SHORT TASK
Transcribe the data in full and exactly, omitting any pictures.

INFORMATION SUPPLIED
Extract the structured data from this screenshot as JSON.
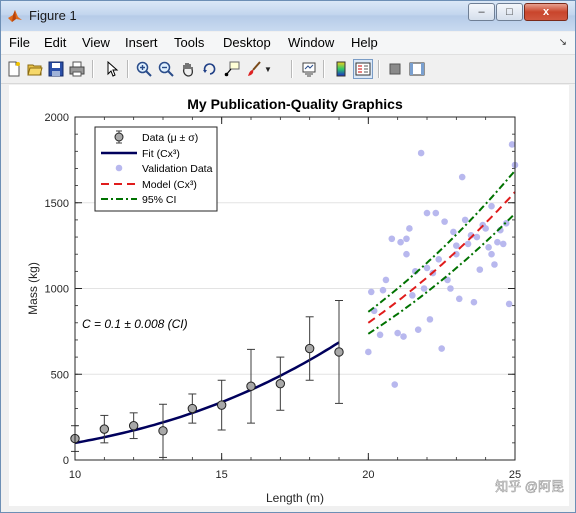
{
  "window": {
    "title": "Figure 1",
    "minimize_label": "–",
    "maximize_label": "□",
    "close_label": "x"
  },
  "menu": {
    "items": [
      "File",
      "Edit",
      "View",
      "Insert",
      "Tools",
      "Desktop",
      "Window",
      "Help"
    ]
  },
  "toolbar": {
    "buttons": [
      {
        "name": "new-figure-icon"
      },
      {
        "name": "open-file-icon"
      },
      {
        "name": "save-icon"
      },
      {
        "name": "print-icon"
      },
      {
        "name": "edit-plot-arrow-icon"
      },
      {
        "name": "zoom-in-icon"
      },
      {
        "name": "zoom-out-icon"
      },
      {
        "name": "pan-hand-icon"
      },
      {
        "name": "rotate-3d-icon"
      },
      {
        "name": "data-cursor-icon"
      },
      {
        "name": "brush-icon"
      },
      {
        "name": "link-plot-icon"
      },
      {
        "name": "insert-colorbar-icon"
      },
      {
        "name": "insert-legend-icon"
      },
      {
        "name": "hide-plot-tools-icon"
      },
      {
        "name": "show-plot-tools-icon"
      }
    ]
  },
  "chart_data": {
    "type": "scatter",
    "title": "My Publication-Quality Graphics",
    "xlabel": "Length (m)",
    "ylabel": "Mass (kg)",
    "xlim": [
      10,
      25
    ],
    "ylim": [
      0,
      2000
    ],
    "xticks": [
      "10",
      "15",
      "20",
      "25"
    ],
    "yticks": [
      "0",
      "500",
      "1000",
      "1500",
      "2000"
    ],
    "grid": "y-major",
    "legend_position": "top-left",
    "annotation": "C = 0.1 ± 0.008 (CI)",
    "legend": [
      {
        "label": "Data (μ ± σ)",
        "kind": "errorbar"
      },
      {
        "label": "Fit (Cx³)",
        "kind": "solid-line"
      },
      {
        "label": "Validation Data",
        "kind": "dot"
      },
      {
        "label": "Model (Cx³)",
        "kind": "dashed-line"
      },
      {
        "label": "95% CI",
        "kind": "dashdot-line"
      }
    ],
    "colors": {
      "fit": "#00005c",
      "validation": "#b8b8ee",
      "model": "#e01c1c",
      "ci": "#007200",
      "data_marker": "#a8a8a8"
    },
    "series": [
      {
        "name": "Data (μ ± σ)",
        "x": [
          10,
          11,
          12,
          13,
          14,
          15,
          16,
          17,
          18,
          19
        ],
        "y": [
          125,
          180,
          200,
          170,
          300,
          320,
          430,
          445,
          650,
          630
        ],
        "error": [
          75,
          80,
          75,
          155,
          85,
          145,
          215,
          155,
          185,
          300
        ]
      },
      {
        "name": "Fit (Cx³)",
        "curve": "0.1*x^3",
        "x_range": [
          10,
          19
        ]
      },
      {
        "name": "Validation Data",
        "x": [
          20.0,
          20.1,
          20.2,
          20.4,
          20.5,
          20.6,
          20.8,
          20.9,
          21.0,
          21.1,
          21.2,
          21.3,
          21.4,
          21.5,
          21.6,
          21.7,
          21.8,
          21.9,
          22.0,
          22.1,
          22.2,
          22.3,
          22.4,
          22.5,
          22.6,
          22.7,
          22.8,
          22.9,
          23.0,
          23.1,
          23.2,
          23.3,
          23.4,
          23.5,
          23.6,
          23.7,
          23.8,
          23.9,
          24.0,
          24.1,
          24.2,
          24.3,
          24.4,
          24.5,
          24.6,
          24.7,
          24.8,
          24.9,
          25.0,
          21.3,
          22.0,
          23.0,
          24.2
        ],
        "y": [
          630,
          980,
          870,
          730,
          990,
          1050,
          1290,
          440,
          740,
          1270,
          720,
          1200,
          1350,
          960,
          1100,
          760,
          1790,
          1000,
          1440,
          820,
          1090,
          1440,
          1170,
          650,
          1390,
          1050,
          1000,
          1330,
          1200,
          940,
          1650,
          1400,
          1260,
          1310,
          920,
          1300,
          1110,
          1370,
          1350,
          1240,
          1200,
          1140,
          1270,
          1340,
          1260,
          1380,
          910,
          1840,
          1720,
          1290,
          1120,
          1250,
          1480
        ]
      },
      {
        "name": "Model (Cx³)",
        "curve": "0.1*x^3",
        "x_range": [
          20,
          25
        ]
      },
      {
        "name": "95% CI",
        "curves": [
          "0.108*x^3",
          "0.092*x^3"
        ],
        "x_range": [
          20,
          25
        ]
      }
    ]
  },
  "watermark": "知乎 @阿昆"
}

SOLUTION TO THIS PROBLEM
Extract the structured data from this screenshot as JSON.
{
  "window": {
    "title": "Figure 1",
    "minimize_label": "–",
    "maximize_label": "□",
    "close_label": "x"
  },
  "menu": {
    "items": [
      "File",
      "Edit",
      "View",
      "Insert",
      "Tools",
      "Desktop",
      "Window",
      "Help"
    ]
  },
  "toolbar": {
    "buttons": [
      {
        "name": "new-figure-icon"
      },
      {
        "name": "open-file-icon"
      },
      {
        "name": "save-icon"
      },
      {
        "name": "print-icon"
      },
      {
        "name": "edit-plot-arrow-icon"
      },
      {
        "name": "zoom-in-icon"
      },
      {
        "name": "zoom-out-icon"
      },
      {
        "name": "pan-hand-icon"
      },
      {
        "name": "rotate-3d-icon"
      },
      {
        "name": "data-cursor-icon"
      },
      {
        "name": "brush-icon"
      },
      {
        "name": "link-plot-icon"
      },
      {
        "name": "insert-colorbar-icon"
      },
      {
        "name": "insert-legend-icon"
      },
      {
        "name": "hide-plot-tools-icon"
      },
      {
        "name": "show-plot-tools-icon"
      }
    ]
  },
  "chart_data": {
    "type": "scatter",
    "title": "My Publication-Quality Graphics",
    "xlabel": "Length (m)",
    "ylabel": "Mass (kg)",
    "xlim": [
      10,
      25
    ],
    "ylim": [
      0,
      2000
    ],
    "xticks": [
      "10",
      "15",
      "20",
      "25"
    ],
    "yticks": [
      "0",
      "500",
      "1000",
      "1500",
      "2000"
    ],
    "grid": "y-major",
    "legend_position": "top-left",
    "annotation": "C = 0.1 ± 0.008 (CI)",
    "legend": [
      {
        "label": "Data (μ ± σ)",
        "kind": "errorbar"
      },
      {
        "label": "Fit (Cx³)",
        "kind": "solid-line"
      },
      {
        "label": "Validation Data",
        "kind": "dot"
      },
      {
        "label": "Model (Cx³)",
        "kind": "dashed-line"
      },
      {
        "label": "95% CI",
        "kind": "dashdot-line"
      }
    ],
    "colors": {
      "fit": "#00005c",
      "validation": "#b8b8ee",
      "model": "#e01c1c",
      "ci": "#007200",
      "data_marker": "#a8a8a8"
    },
    "series": [
      {
        "name": "Data (μ ± σ)",
        "x": [
          10,
          11,
          12,
          13,
          14,
          15,
          16,
          17,
          18,
          19
        ],
        "y": [
          125,
          180,
          200,
          170,
          300,
          320,
          430,
          445,
          650,
          630
        ],
        "error": [
          75,
          80,
          75,
          155,
          85,
          145,
          215,
          155,
          185,
          300
        ]
      },
      {
        "name": "Fit (Cx³)",
        "curve": "0.1*x^3",
        "x_range": [
          10,
          19
        ]
      },
      {
        "name": "Validation Data",
        "x": [
          20.0,
          20.1,
          20.2,
          20.4,
          20.5,
          20.6,
          20.8,
          20.9,
          21.0,
          21.1,
          21.2,
          21.3,
          21.4,
          21.5,
          21.6,
          21.7,
          21.8,
          21.9,
          22.0,
          22.1,
          22.2,
          22.3,
          22.4,
          22.5,
          22.6,
          22.7,
          22.8,
          22.9,
          23.0,
          23.1,
          23.2,
          23.3,
          23.4,
          23.5,
          23.6,
          23.7,
          23.8,
          23.9,
          24.0,
          24.1,
          24.2,
          24.3,
          24.4,
          24.5,
          24.6,
          24.7,
          24.8,
          24.9,
          25.0,
          21.3,
          22.0,
          23.0,
          24.2
        ],
        "y": [
          630,
          980,
          870,
          730,
          990,
          1050,
          1290,
          440,
          740,
          1270,
          720,
          1200,
          1350,
          960,
          1100,
          760,
          1790,
          1000,
          1440,
          820,
          1090,
          1440,
          1170,
          650,
          1390,
          1050,
          1000,
          1330,
          1200,
          940,
          1650,
          1400,
          1260,
          1310,
          920,
          1300,
          1110,
          1370,
          1350,
          1240,
          1200,
          1140,
          1270,
          1340,
          1260,
          1380,
          910,
          1840,
          1720,
          1290,
          1120,
          1250,
          1480
        ]
      },
      {
        "name": "Model (Cx³)",
        "curve": "0.1*x^3",
        "x_range": [
          20,
          25
        ]
      },
      {
        "name": "95% CI",
        "curves": [
          "0.108*x^3",
          "0.092*x^3"
        ],
        "x_range": [
          20,
          25
        ]
      }
    ]
  },
  "watermark": "知乎 @阿昆"
}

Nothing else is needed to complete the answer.